▶ The exercise
Tell how many lines in the data below hold the string "Connectivity"; give nothing but the number.

▶ Data for the task
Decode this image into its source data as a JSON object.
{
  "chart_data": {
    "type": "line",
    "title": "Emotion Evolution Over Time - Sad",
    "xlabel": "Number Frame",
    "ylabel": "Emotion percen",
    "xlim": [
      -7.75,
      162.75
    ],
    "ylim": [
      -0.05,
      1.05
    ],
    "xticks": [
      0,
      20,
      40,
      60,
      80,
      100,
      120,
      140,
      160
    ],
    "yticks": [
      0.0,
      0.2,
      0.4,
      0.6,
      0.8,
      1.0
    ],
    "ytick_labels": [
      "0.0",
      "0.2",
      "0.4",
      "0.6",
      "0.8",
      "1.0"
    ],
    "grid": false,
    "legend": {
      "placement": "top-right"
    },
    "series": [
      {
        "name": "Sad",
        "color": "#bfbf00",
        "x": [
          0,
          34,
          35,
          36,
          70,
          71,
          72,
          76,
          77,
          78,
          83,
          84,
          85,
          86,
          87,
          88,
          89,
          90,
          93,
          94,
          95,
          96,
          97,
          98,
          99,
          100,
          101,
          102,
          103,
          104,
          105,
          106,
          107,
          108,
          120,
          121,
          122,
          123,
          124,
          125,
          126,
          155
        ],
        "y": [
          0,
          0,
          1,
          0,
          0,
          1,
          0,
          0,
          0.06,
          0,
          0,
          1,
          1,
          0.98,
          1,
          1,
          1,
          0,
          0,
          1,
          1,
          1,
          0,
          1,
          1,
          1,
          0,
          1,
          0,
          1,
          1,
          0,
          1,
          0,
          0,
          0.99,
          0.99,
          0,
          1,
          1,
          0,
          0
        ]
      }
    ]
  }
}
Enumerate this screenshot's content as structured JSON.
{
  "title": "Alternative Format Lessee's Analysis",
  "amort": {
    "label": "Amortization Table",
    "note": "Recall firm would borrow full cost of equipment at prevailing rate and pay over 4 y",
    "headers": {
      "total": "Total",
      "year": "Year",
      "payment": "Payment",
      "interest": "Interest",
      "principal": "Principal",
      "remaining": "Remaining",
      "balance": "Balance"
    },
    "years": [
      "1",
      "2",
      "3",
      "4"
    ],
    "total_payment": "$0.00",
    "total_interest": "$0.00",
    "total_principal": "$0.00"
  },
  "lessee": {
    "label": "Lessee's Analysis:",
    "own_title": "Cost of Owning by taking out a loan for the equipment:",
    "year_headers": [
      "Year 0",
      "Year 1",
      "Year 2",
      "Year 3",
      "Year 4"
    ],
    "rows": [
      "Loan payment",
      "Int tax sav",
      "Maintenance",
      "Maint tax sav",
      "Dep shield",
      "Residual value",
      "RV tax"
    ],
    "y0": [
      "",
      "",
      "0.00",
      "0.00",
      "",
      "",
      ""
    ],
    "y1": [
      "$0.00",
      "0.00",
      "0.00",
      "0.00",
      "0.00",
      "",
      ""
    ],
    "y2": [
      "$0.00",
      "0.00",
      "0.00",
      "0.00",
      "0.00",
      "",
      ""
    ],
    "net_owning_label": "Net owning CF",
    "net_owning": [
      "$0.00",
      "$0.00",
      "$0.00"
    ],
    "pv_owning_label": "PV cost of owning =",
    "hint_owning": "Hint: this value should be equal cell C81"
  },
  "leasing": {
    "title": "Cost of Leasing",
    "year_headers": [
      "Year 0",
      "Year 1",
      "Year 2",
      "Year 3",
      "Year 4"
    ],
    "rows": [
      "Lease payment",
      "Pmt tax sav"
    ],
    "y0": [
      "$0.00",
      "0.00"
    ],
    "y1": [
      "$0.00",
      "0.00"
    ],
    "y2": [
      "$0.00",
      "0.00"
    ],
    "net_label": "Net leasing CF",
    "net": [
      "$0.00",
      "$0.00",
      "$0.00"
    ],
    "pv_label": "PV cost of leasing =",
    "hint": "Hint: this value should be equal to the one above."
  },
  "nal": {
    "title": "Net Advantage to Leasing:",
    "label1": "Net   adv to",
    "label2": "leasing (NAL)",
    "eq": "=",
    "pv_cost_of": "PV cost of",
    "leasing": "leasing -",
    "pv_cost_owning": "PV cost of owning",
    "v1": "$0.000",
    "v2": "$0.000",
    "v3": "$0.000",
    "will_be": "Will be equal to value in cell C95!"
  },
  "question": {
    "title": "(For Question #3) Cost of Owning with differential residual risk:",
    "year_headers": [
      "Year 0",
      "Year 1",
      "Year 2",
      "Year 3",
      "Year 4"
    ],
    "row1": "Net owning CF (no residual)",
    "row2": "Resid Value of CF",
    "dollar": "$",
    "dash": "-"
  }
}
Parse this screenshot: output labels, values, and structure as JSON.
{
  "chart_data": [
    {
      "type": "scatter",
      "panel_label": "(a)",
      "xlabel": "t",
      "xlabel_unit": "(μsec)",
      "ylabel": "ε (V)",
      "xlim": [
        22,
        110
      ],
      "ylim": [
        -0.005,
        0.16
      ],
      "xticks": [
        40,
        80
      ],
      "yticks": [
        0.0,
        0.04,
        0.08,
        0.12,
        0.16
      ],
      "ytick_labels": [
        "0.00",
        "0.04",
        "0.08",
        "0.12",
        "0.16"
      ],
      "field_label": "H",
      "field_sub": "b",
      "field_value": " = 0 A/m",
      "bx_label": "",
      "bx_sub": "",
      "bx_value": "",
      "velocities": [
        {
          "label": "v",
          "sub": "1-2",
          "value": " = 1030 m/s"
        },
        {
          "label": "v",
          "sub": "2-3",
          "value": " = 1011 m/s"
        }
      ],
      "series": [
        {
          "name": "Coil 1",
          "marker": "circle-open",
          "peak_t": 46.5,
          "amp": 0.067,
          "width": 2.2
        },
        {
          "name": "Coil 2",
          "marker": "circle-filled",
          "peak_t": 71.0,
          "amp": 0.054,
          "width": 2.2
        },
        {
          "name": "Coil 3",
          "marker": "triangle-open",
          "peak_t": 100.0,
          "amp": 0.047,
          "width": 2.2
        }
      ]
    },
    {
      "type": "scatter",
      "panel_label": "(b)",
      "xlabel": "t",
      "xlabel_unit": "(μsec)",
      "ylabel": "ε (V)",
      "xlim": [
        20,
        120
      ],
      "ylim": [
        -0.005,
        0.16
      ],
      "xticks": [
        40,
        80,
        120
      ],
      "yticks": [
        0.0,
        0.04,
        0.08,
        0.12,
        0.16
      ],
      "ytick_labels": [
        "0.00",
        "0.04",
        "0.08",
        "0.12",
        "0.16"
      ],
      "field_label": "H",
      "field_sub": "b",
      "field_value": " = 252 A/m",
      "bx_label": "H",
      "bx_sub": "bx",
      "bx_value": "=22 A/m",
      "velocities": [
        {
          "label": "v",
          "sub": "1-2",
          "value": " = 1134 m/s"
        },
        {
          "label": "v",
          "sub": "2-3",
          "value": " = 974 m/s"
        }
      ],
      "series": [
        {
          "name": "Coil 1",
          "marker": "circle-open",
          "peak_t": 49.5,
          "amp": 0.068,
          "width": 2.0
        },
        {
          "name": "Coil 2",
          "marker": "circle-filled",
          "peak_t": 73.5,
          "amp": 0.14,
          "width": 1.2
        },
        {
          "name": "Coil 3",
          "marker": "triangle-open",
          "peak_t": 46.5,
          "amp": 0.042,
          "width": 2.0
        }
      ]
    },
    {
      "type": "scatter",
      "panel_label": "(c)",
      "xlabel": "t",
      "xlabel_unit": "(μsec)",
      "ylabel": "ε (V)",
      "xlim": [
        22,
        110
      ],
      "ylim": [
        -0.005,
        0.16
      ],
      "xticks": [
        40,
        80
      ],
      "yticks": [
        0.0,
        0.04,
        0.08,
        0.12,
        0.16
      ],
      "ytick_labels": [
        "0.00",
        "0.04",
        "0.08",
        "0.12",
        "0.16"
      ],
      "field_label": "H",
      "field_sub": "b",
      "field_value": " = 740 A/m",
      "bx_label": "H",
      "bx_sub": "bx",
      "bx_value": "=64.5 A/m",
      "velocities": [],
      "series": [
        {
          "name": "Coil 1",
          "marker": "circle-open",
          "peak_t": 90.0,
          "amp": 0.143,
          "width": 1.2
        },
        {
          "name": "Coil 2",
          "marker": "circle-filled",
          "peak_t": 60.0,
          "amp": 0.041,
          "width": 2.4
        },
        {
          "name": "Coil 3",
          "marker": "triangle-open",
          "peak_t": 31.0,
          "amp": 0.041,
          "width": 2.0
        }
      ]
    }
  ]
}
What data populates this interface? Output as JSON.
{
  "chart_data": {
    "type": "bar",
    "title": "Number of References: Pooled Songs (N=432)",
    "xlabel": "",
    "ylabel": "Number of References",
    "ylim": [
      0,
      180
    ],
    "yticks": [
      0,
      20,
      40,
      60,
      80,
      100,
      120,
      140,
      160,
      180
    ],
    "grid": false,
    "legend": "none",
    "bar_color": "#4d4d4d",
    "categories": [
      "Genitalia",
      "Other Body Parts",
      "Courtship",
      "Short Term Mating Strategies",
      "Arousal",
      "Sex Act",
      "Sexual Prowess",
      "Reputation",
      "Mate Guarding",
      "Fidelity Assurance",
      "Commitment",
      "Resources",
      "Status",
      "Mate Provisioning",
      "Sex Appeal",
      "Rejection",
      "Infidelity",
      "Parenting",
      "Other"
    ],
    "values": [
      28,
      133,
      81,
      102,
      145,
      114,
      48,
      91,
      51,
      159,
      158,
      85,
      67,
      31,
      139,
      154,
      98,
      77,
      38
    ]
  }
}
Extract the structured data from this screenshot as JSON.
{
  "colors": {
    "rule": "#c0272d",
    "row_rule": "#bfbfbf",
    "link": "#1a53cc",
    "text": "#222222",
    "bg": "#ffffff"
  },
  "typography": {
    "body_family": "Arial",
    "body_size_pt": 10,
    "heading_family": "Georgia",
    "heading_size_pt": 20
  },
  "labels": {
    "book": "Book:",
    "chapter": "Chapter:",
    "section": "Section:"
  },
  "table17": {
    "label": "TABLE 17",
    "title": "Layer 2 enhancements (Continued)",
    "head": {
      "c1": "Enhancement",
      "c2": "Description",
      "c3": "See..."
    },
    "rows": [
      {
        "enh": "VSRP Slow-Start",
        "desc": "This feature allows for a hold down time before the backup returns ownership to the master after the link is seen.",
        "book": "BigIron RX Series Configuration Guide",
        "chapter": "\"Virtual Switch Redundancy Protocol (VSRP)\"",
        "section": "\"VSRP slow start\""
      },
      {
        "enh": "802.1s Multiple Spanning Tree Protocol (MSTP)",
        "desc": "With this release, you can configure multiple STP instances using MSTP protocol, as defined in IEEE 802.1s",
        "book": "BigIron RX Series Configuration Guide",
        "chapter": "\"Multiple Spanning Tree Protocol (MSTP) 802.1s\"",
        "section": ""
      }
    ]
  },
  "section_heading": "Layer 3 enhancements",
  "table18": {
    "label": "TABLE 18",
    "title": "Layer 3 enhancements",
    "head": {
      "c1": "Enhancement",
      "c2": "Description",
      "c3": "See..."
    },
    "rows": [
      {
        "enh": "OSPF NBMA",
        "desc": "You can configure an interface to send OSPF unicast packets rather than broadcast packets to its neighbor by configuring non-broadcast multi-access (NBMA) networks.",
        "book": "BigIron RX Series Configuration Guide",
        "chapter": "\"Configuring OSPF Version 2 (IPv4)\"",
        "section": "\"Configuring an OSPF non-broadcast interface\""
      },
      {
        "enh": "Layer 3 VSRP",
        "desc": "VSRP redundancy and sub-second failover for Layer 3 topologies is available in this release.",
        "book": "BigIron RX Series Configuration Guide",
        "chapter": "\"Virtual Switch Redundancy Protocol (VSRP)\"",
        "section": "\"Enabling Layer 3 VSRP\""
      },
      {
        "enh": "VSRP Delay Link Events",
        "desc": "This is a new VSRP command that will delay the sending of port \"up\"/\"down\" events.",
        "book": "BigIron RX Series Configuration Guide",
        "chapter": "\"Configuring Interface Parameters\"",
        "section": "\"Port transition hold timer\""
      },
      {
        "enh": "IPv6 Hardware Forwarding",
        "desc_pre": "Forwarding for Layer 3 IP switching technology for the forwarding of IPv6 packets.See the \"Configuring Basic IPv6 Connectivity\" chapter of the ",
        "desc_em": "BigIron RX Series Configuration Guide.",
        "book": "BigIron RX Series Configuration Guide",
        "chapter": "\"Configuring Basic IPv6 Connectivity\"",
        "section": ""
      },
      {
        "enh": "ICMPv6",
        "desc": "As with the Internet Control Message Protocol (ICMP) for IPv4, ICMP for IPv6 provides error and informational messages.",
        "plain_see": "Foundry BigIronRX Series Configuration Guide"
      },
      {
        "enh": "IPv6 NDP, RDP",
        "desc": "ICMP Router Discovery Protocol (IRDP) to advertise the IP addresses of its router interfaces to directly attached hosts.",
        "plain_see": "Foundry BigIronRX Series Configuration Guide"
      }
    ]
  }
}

▶ Complete output
2